--- Begin ---

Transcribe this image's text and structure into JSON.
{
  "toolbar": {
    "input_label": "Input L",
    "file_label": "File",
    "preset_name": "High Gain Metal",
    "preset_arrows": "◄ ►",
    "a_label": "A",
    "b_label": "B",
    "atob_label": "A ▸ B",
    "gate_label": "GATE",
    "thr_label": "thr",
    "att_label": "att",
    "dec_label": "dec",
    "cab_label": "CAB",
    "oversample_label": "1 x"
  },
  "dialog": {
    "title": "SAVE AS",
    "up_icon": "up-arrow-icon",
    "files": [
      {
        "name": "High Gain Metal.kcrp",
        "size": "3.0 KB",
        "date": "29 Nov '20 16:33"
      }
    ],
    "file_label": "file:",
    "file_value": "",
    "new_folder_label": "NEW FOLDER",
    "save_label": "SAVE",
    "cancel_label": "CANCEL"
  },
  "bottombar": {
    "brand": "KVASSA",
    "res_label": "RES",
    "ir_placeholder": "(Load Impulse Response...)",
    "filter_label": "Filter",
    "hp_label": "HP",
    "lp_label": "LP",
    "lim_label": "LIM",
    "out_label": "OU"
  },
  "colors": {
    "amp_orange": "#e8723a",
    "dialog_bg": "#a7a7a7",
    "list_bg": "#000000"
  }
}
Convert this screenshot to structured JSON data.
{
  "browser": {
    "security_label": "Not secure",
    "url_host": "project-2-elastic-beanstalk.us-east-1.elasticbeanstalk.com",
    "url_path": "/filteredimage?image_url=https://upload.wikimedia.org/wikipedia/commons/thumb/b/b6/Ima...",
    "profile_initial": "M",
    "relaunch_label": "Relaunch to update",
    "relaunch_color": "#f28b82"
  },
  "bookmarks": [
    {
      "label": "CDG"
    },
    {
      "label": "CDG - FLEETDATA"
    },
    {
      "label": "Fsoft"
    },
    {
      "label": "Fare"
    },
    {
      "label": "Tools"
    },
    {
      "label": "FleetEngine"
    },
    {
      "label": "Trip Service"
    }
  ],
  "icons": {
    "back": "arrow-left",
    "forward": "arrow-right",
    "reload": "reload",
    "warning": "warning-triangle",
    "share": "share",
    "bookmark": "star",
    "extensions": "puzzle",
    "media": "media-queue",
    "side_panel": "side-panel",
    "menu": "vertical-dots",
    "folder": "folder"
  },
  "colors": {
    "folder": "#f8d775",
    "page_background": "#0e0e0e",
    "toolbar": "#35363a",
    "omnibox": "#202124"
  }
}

--- End ---

* EXERCISE BRIEF
In the entries above, how many lines hold the word "JSON"? State the number and nothing else.

* RESPONSE TO THE EXERCISE
2